┌──

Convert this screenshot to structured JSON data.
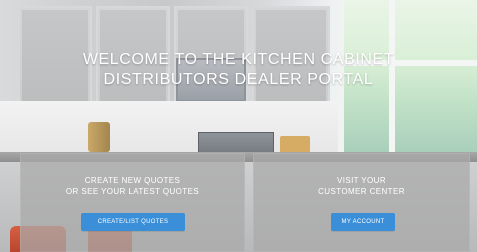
{
  "hero": {
    "title_line1": "WELCOME TO THE KITCHEN CABINET",
    "title_line2": "DISTRIBUTORS DEALER PORTAL"
  },
  "panels": {
    "left": {
      "line1": "CREATE NEW QUOTES",
      "line2": "OR SEE YOUR LATEST QUOTES",
      "button_label": "CREATE/LIST QUOTES"
    },
    "right": {
      "line1": "VISIT YOUR",
      "line2": "CUSTOMER CENTER",
      "button_label": "MY ACCOUNT"
    }
  },
  "colors": {
    "button_blue": "#3b8fd8",
    "panel_overlay": "rgba(170,170,170,0.75)"
  }
}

└──

> [What the exercise asks] From the entries above, pull out each line that includes "YOUR".

> [In response]
      "line2": "OR SEE YOUR LATEST QUOTES",
      "line1": "VISIT YOUR",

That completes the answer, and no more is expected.